THE EXERCISE: Look through the material below. Copy each line that contains the string "услуги".

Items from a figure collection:

■ ■ ■ ■ ■

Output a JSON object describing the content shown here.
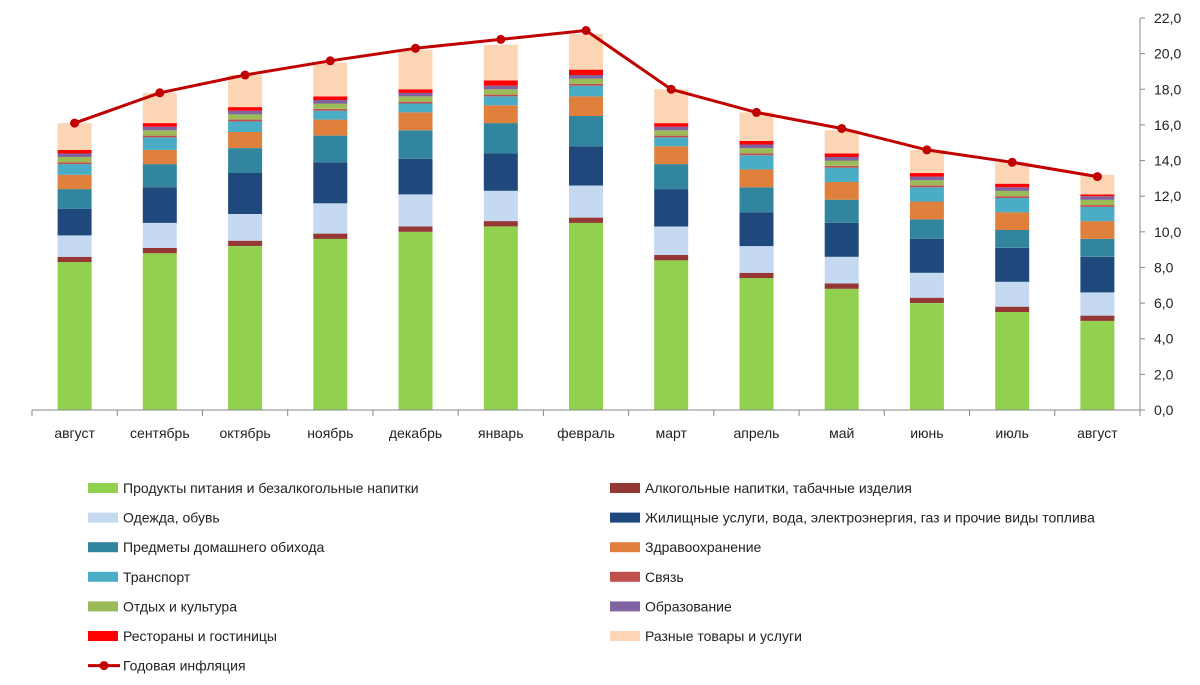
{
  "chart_data": {
    "type": "bar",
    "stacked": true,
    "categories": [
      "август",
      "сентябрь",
      "октябрь",
      "ноябрь",
      "декабрь",
      "январь",
      "февраль",
      "март",
      "апрель",
      "май",
      "июнь",
      "июль",
      "август"
    ],
    "yaxis": {
      "side": "right",
      "min": 0,
      "max": 22,
      "step": 2,
      "ticks": [
        "0,0",
        "2,0",
        "4,0",
        "6,0",
        "8,0",
        "10,0",
        "12,0",
        "14,0",
        "16,0",
        "18,0",
        "20,0",
        "22,0"
      ]
    },
    "grid": false,
    "legend_position": "bottom",
    "series": [
      {
        "name": "Продукты питания и безалкогольные напитки",
        "color": "#92d050",
        "values": [
          8.3,
          8.8,
          9.2,
          9.6,
          10.0,
          10.3,
          10.5,
          8.4,
          7.4,
          6.8,
          6.0,
          5.5,
          5.0
        ]
      },
      {
        "name": "Алкогольные напитки, табачные изделия",
        "color": "#953735",
        "values": [
          0.3,
          0.3,
          0.3,
          0.3,
          0.3,
          0.3,
          0.3,
          0.3,
          0.3,
          0.3,
          0.3,
          0.3,
          0.3
        ]
      },
      {
        "name": "Одежда, обувь",
        "color": "#c5d9f1",
        "values": [
          1.2,
          1.4,
          1.5,
          1.7,
          1.8,
          1.7,
          1.8,
          1.6,
          1.5,
          1.5,
          1.4,
          1.4,
          1.3
        ]
      },
      {
        "name": "Жилищные услуги, вода, электроэнергия, газ и прочие виды топлива",
        "color": "#1f497d",
        "values": [
          1.5,
          2.0,
          2.3,
          2.3,
          2.0,
          2.1,
          2.2,
          2.1,
          1.9,
          1.9,
          1.9,
          1.9,
          2.0
        ]
      },
      {
        "name": "Предметы домашнего обихода",
        "color": "#31859c",
        "values": [
          1.1,
          1.3,
          1.4,
          1.5,
          1.6,
          1.7,
          1.7,
          1.4,
          1.4,
          1.3,
          1.1,
          1.0,
          1.0
        ]
      },
      {
        "name": "Здравоохранение",
        "color": "#e0803d",
        "values": [
          0.8,
          0.8,
          0.9,
          0.9,
          1.0,
          1.0,
          1.1,
          1.0,
          1.0,
          1.0,
          1.0,
          1.0,
          1.0
        ]
      },
      {
        "name": "Транспорт",
        "color": "#4bacc6",
        "values": [
          0.6,
          0.7,
          0.6,
          0.5,
          0.5,
          0.5,
          0.6,
          0.5,
          0.8,
          0.8,
          0.8,
          0.8,
          0.8
        ]
      },
      {
        "name": "Связь",
        "color": "#c0504d",
        "values": [
          0.1,
          0.1,
          0.1,
          0.1,
          0.1,
          0.1,
          0.1,
          0.1,
          0.1,
          0.1,
          0.1,
          0.1,
          0.1
        ]
      },
      {
        "name": "Отдых и культура",
        "color": "#9bbb59",
        "values": [
          0.3,
          0.3,
          0.3,
          0.3,
          0.3,
          0.3,
          0.3,
          0.3,
          0.3,
          0.3,
          0.3,
          0.3,
          0.3
        ]
      },
      {
        "name": "Образование",
        "color": "#8064a2",
        "values": [
          0.2,
          0.2,
          0.2,
          0.2,
          0.2,
          0.2,
          0.2,
          0.2,
          0.2,
          0.2,
          0.2,
          0.2,
          0.2
        ]
      },
      {
        "name": "Рестораны и гостиницы",
        "color": "#ff0000",
        "values": [
          0.2,
          0.2,
          0.2,
          0.2,
          0.2,
          0.3,
          0.3,
          0.2,
          0.2,
          0.2,
          0.2,
          0.2,
          0.1
        ]
      },
      {
        "name": "Разные товары и услуги",
        "color": "#fcd5b5",
        "values": [
          1.5,
          1.7,
          1.8,
          1.9,
          2.2,
          2.0,
          2.0,
          1.9,
          1.6,
          1.3,
          1.3,
          1.2,
          1.1
        ]
      }
    ],
    "line_series": {
      "name": "Годовая инфляция",
      "color": "#c00000",
      "values": [
        16.1,
        17.8,
        18.8,
        19.6,
        20.3,
        20.8,
        21.3,
        18.0,
        16.7,
        15.8,
        14.6,
        13.9,
        13.1
      ]
    }
  }
}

■ ■ ■ ■ ■

ANSWER BELOW:
        "name": "Жилищные услуги, вода, электроэнергия, газ и прочие виды топлива",
        "name": "Разные товары и услуги",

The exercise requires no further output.